— What is being asked —
Extract the complete listing and repeat it word for word.

— Dataset rows —
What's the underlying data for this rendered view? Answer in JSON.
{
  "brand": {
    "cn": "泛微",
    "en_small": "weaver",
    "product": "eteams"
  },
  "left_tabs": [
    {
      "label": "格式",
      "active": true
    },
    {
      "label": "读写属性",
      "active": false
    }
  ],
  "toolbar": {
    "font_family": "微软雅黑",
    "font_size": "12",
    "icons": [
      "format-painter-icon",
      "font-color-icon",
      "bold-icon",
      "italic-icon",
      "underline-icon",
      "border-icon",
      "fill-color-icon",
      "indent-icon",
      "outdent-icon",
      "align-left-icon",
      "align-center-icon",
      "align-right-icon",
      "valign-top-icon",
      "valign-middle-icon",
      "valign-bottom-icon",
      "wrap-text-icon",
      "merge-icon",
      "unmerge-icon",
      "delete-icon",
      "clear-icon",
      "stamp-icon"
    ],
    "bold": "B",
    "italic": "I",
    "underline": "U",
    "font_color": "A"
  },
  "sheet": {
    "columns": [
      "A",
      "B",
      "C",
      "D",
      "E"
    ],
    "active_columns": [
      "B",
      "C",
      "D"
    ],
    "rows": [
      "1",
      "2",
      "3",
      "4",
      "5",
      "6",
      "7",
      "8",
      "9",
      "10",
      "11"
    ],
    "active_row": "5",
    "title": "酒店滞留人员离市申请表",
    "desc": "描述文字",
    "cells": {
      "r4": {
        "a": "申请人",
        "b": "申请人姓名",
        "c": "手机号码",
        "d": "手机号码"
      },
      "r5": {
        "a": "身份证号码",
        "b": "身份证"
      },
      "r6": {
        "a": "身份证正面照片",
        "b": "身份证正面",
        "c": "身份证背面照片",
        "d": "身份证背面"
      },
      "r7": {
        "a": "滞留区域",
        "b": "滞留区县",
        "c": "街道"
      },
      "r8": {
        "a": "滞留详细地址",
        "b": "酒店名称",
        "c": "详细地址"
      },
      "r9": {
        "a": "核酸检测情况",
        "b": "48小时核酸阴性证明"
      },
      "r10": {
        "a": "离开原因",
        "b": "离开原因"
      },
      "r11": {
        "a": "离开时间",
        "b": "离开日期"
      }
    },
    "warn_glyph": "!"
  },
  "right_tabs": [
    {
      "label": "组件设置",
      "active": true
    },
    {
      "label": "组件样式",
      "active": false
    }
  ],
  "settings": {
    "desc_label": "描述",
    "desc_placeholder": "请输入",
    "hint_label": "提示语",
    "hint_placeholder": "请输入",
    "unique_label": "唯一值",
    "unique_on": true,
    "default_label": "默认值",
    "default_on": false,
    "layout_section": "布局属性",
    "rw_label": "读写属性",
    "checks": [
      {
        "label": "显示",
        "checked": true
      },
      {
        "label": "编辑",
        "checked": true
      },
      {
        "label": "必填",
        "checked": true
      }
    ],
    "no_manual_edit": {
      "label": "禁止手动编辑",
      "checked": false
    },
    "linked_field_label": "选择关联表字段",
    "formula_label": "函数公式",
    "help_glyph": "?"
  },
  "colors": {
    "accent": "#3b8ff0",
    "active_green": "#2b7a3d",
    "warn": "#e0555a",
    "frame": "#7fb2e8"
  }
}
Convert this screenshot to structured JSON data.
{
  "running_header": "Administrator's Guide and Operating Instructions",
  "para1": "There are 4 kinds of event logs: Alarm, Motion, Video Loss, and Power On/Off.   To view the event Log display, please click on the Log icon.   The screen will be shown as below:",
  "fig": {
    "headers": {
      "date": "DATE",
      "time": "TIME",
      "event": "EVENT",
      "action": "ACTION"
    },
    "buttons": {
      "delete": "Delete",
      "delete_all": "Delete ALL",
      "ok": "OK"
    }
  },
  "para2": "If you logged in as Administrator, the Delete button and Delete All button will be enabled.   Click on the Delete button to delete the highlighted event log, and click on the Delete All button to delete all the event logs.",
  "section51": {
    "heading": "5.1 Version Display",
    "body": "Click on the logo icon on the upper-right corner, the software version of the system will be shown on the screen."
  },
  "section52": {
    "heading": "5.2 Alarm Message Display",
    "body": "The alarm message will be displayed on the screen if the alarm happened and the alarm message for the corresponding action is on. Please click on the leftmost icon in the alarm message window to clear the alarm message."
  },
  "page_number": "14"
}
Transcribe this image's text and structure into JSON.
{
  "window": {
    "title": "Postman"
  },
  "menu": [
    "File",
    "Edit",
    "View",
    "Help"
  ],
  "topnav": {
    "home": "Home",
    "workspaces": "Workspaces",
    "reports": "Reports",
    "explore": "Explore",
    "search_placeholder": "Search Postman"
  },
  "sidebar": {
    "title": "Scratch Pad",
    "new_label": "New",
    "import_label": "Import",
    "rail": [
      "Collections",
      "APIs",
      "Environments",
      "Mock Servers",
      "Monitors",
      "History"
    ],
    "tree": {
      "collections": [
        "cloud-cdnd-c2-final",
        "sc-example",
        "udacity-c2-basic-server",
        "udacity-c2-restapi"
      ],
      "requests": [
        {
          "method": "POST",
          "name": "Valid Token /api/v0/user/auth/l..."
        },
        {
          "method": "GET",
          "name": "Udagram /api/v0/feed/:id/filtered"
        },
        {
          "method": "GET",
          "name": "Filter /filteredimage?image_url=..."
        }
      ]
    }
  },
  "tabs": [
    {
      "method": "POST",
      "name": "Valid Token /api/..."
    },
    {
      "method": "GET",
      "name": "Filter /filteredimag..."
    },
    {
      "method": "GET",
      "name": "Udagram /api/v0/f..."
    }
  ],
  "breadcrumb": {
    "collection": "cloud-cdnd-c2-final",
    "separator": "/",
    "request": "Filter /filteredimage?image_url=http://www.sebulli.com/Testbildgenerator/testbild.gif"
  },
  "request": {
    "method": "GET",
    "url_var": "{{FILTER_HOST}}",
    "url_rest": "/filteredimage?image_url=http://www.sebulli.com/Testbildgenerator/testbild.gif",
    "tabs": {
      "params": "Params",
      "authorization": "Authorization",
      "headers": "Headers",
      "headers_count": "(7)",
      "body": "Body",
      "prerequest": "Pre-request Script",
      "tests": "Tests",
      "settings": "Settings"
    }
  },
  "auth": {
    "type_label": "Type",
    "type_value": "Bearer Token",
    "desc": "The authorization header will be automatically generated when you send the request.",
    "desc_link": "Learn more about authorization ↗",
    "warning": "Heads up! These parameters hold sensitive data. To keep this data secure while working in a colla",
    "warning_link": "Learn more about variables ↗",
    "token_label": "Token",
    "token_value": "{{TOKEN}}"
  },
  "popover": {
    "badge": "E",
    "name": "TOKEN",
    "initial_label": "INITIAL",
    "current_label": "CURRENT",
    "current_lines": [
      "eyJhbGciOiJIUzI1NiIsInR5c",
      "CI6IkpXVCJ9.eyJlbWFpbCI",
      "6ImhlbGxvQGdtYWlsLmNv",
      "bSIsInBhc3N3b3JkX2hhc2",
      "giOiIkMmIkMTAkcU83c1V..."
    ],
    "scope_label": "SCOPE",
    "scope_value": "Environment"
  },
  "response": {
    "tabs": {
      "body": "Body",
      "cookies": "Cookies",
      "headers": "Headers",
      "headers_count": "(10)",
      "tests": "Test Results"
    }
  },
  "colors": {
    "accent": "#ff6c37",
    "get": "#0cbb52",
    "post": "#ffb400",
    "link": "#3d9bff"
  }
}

— Solution for this task —
What's the underlying data for this rendered view? Answer in JSON.
{
  "brand": {
    "cn": "泛微",
    "en_small": "weaver",
    "product": "eteams"
  },
  "left_tabs": [
    {
      "label": "格式",
      "active": true
    },
    {
      "label": "读写属性",
      "active": false
    }
  ],
  "toolbar": {
    "font_family": "微软雅黑",
    "font_size": "12",
    "icons": [
      "format-painter-icon",
      "font-color-icon",
      "bold-icon",
      "italic-icon",
      "underline-icon",
      "border-icon",
      "fill-color-icon",
      "indent-icon",
      "outdent-icon",
      "align-left-icon",
      "align-center-icon",
      "align-right-icon",
      "valign-top-icon",
      "valign-middle-icon",
      "valign-bottom-icon",
      "wrap-text-icon",
      "merge-icon",
      "unmerge-icon",
      "delete-icon",
      "clear-icon",
      "stamp-icon"
    ],
    "bold": "B",
    "italic": "I",
    "underline": "U",
    "font_color": "A"
  },
  "sheet": {
    "columns": [
      "A",
      "B",
      "C",
      "D",
      "E"
    ],
    "active_columns": [
      "B",
      "C",
      "D"
    ],
    "rows": [
      "1",
      "2",
      "3",
      "4",
      "5",
      "6",
      "7",
      "8",
      "9",
      "10",
      "11"
    ],
    "active_row": "5",
    "title": "酒店滞留人员离市申请表",
    "desc": "描述文字",
    "cells": {
      "r4": {
        "a": "申请人",
        "b": "申请人姓名",
        "c": "手机号码",
        "d": "手机号码"
      },
      "r5": {
        "a": "身份证号码",
        "b": "身份证"
      },
      "r6": {
        "a": "身份证正面照片",
        "b": "身份证正面",
        "c": "身份证背面照片",
        "d": "身份证背面"
      },
      "r7": {
        "a": "滞留区域",
        "b": "滞留区县",
        "c": "街道"
      },
      "r8": {
        "a": "滞留详细地址",
        "b": "酒店名称",
        "c": "详细地址"
      },
      "r9": {
        "a": "核酸检测情况",
        "b": "48小时核酸阴性证明"
      },
      "r10": {
        "a": "离开原因",
        "b": "离开原因"
      },
      "r11": {
        "a": "离开时间",
        "b": "离开日期"
      }
    },
    "warn_glyph": "!"
  },
  "right_tabs": [
    {
      "label": "组件设置",
      "active": true
    },
    {
      "label": "组件样式",
      "active": false
    }
  ],
  "settings": {
    "desc_label": "描述",
    "desc_placeholder": "请输入",
    "hint_label": "提示语",
    "hint_placeholder": "请输入",
    "unique_label": "唯一值",
    "unique_on": true,
    "default_label": "默认值",
    "default_on": false,
    "layout_section": "布局属性",
    "rw_label": "读写属性",
    "checks": [
      {
        "label": "显示",
        "checked": true
      },
      {
        "label": "编辑",
        "checked": true
      },
      {
        "label": "必填",
        "checked": true
      }
    ],
    "no_manual_edit": {
      "label": "禁止手动编辑",
      "checked": false
    },
    "linked_field_label": "选择关联表字段",
    "formula_label": "函数公式",
    "help_glyph": "?"
  },
  "colors": {
    "accent": "#3b8ff0",
    "active_green": "#2b7a3d",
    "warn": "#e0555a",
    "frame": "#7fb2e8"
  }
}
Convert this screenshot to structured JSON data.
{
  "running_header": "Administrator's Guide and Operating Instructions",
  "para1": "There are 4 kinds of event logs: Alarm, Motion, Video Loss, and Power On/Off.   To view the event Log display, please click on the Log icon.   The screen will be shown as below:",
  "fig": {
    "headers": {
      "date": "DATE",
      "time": "TIME",
      "event": "EVENT",
      "action": "ACTION"
    },
    "buttons": {
      "delete": "Delete",
      "delete_all": "Delete ALL",
      "ok": "OK"
    }
  },
  "para2": "If you logged in as Administrator, the Delete button and Delete All button will be enabled.   Click on the Delete button to delete the highlighted event log, and click on the Delete All button to delete all the event logs.",
  "section51": {
    "heading": "5.1 Version Display",
    "body": "Click on the logo icon on the upper-right corner, the software version of the system will be shown on the screen."
  },
  "section52": {
    "heading": "5.2 Alarm Message Display",
    "body": "The alarm message will be displayed on the screen if the alarm happened and the alarm message for the corresponding action is on. Please click on the leftmost icon in the alarm message window to clear the alarm message."
  },
  "page_number": "14"
}
Transcribe this image's text and structure into JSON.
{
  "window": {
    "title": "Postman"
  },
  "menu": [
    "File",
    "Edit",
    "View",
    "Help"
  ],
  "topnav": {
    "home": "Home",
    "workspaces": "Workspaces",
    "reports": "Reports",
    "explore": "Explore",
    "search_placeholder": "Search Postman"
  },
  "sidebar": {
    "title": "Scratch Pad",
    "new_label": "New",
    "import_label": "Import",
    "rail": [
      "Collections",
      "APIs",
      "Environments",
      "Mock Servers",
      "Monitors",
      "History"
    ],
    "tree": {
      "collections": [
        "cloud-cdnd-c2-final",
        "sc-example",
        "udacity-c2-basic-server",
        "udacity-c2-restapi"
      ],
      "requests": [
        {
          "method": "POST",
          "name": "Valid Token /api/v0/user/auth/l..."
        },
        {
          "method": "GET",
          "name": "Udagram /api/v0/feed/:id/filtered"
        },
        {
          "method": "GET",
          "name": "Filter /filteredimage?image_url=..."
        }
      ]
    }
  },
  "tabs": [
    {
      "method": "POST",
      "name": "Valid Token /api/..."
    },
    {
      "method": "GET",
      "name": "Filter /filteredimag..."
    },
    {
      "method": "GET",
      "name": "Udagram /api/v0/f..."
    }
  ],
  "breadcrumb": {
    "collection": "cloud-cdnd-c2-final",
    "separator": "/",
    "request": "Filter /filteredimage?image_url=http://www.sebulli.com/Testbildgenerator/testbild.gif"
  },
  "request": {
    "method": "GET",
    "url_var": "{{FILTER_HOST}}",
    "url_rest": "/filteredimage?image_url=http://www.sebulli.com/Testbildgenerator/testbild.gif",
    "tabs": {
      "params": "Params",
      "authorization": "Authorization",
      "headers": "Headers",
      "headers_count": "(7)",
      "body": "Body",
      "prerequest": "Pre-request Script",
      "tests": "Tests",
      "settings": "Settings"
    }
  },
  "auth": {
    "type_label": "Type",
    "type_value": "Bearer Token",
    "desc": "The authorization header will be automatically generated when you send the request.",
    "desc_link": "Learn more about authorization ↗",
    "warning": "Heads up! These parameters hold sensitive data. To keep this data secure while working in a colla",
    "warning_link": "Learn more about variables ↗",
    "token_label": "Token",
    "token_value": "{{TOKEN}}"
  },
  "popover": {
    "badge": "E",
    "name": "TOKEN",
    "initial_label": "INITIAL",
    "current_label": "CURRENT",
    "current_lines": [
      "eyJhbGciOiJIUzI1NiIsInR5c",
      "CI6IkpXVCJ9.eyJlbWFpbCI",
      "6ImhlbGxvQGdtYWlsLmNv",
      "bSIsInBhc3N3b3JkX2hhc2",
      "giOiIkMmIkMTAkcU83c1V..."
    ],
    "scope_label": "SCOPE",
    "scope_value": "Environment"
  },
  "response": {
    "tabs": {
      "body": "Body",
      "cookies": "Cookies",
      "headers": "Headers",
      "headers_count": "(10)",
      "tests": "Test Results"
    }
  },
  "colors": {
    "accent": "#ff6c37",
    "get": "#0cbb52",
    "post": "#ffb400",
    "link": "#3d9bff"
  }
}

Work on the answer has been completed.